↓↓↓

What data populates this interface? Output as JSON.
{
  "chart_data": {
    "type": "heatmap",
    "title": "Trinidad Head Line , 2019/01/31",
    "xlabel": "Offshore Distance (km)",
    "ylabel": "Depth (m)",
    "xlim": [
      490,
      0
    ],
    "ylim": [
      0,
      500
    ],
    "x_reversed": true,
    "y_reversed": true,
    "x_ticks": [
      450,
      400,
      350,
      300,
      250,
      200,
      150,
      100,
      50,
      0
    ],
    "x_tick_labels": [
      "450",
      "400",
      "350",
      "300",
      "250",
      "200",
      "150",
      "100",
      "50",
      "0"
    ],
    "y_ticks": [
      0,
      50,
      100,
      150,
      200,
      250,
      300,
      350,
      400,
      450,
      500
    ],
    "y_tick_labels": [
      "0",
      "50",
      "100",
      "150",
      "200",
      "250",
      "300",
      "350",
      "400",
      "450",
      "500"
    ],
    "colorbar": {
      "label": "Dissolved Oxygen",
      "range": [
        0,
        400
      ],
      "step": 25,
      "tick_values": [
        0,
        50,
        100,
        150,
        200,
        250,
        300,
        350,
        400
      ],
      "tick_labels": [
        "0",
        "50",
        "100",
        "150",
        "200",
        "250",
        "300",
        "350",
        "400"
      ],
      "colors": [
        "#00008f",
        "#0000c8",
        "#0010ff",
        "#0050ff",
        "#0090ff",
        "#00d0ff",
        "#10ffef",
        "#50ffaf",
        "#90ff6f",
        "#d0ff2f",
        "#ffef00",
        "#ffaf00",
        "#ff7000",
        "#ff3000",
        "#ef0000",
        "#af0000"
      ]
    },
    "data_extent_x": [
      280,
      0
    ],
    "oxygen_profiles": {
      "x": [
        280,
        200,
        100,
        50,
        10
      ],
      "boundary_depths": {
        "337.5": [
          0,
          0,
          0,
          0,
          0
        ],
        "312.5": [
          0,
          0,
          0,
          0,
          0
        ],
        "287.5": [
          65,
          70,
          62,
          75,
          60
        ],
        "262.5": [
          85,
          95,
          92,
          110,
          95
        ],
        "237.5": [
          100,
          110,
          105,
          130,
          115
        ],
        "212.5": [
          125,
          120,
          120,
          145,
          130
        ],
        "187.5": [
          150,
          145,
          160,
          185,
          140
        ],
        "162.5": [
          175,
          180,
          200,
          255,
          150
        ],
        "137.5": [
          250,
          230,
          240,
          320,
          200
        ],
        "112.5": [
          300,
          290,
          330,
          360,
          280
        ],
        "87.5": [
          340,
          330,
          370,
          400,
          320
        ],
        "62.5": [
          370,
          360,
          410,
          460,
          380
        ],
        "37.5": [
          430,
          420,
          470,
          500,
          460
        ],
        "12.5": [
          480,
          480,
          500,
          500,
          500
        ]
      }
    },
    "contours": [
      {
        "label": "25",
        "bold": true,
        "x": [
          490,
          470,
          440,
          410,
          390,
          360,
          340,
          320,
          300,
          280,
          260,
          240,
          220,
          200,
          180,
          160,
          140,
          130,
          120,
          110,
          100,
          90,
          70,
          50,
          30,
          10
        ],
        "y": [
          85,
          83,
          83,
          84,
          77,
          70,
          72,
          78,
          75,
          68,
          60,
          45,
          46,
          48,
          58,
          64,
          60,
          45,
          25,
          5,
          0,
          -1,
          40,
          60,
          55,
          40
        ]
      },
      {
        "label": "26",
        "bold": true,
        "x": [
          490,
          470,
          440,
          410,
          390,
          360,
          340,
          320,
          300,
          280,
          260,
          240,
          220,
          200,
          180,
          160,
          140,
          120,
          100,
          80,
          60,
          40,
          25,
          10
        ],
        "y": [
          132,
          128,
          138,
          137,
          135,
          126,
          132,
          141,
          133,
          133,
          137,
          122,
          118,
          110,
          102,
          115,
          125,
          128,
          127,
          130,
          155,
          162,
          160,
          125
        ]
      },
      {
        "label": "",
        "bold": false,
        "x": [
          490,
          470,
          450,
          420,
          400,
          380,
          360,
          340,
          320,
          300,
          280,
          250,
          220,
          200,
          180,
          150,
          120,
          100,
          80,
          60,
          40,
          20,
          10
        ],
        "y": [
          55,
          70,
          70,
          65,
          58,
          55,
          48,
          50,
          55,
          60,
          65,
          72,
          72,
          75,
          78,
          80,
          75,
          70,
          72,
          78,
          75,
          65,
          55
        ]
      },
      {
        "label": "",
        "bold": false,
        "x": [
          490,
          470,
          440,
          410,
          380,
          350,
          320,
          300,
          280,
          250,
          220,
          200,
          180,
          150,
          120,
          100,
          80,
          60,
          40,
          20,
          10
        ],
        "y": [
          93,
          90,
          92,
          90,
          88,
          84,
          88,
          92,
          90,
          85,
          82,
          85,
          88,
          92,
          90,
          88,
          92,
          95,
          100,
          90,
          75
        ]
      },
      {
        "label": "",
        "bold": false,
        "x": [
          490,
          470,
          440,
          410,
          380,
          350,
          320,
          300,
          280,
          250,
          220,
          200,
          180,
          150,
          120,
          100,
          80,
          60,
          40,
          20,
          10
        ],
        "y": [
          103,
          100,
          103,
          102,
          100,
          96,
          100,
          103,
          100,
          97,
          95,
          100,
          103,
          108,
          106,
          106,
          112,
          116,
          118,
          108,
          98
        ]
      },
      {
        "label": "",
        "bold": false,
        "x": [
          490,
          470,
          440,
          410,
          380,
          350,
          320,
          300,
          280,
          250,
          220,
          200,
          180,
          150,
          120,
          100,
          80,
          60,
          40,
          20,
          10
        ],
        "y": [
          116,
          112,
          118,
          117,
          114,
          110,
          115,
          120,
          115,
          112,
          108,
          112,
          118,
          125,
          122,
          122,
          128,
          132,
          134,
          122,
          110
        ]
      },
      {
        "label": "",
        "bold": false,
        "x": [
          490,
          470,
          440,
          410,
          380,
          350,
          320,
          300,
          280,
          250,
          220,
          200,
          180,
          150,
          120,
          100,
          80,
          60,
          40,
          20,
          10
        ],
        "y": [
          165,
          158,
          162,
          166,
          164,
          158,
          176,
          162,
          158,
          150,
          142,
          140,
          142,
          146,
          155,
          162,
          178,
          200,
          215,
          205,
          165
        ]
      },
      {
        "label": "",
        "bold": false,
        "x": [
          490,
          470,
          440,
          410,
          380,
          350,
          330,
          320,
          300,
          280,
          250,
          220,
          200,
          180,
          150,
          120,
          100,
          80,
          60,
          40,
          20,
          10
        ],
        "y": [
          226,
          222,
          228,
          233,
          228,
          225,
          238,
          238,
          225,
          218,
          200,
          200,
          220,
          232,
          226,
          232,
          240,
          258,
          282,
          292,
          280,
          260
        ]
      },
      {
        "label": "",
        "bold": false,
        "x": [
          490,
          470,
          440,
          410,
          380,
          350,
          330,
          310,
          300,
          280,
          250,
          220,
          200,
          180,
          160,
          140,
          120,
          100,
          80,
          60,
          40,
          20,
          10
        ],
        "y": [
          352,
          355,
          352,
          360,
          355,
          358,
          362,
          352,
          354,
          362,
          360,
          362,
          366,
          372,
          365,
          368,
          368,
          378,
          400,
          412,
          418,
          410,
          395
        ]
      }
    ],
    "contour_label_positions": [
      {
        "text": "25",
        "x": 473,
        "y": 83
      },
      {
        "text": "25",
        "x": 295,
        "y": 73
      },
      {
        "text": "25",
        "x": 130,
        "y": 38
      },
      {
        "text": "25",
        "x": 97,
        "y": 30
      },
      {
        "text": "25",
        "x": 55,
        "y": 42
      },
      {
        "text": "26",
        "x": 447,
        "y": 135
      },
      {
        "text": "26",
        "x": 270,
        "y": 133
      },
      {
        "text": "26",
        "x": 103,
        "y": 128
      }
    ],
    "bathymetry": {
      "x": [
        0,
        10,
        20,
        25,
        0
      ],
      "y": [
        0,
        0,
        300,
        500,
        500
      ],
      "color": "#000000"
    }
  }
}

↑↑↑

* **Your objective**
Pull out each line containing the word "true" and copy it.

* **Written response**
    "x_reversed": true,
    "y_reversed": true,
        "bold": true,
        "bold": true,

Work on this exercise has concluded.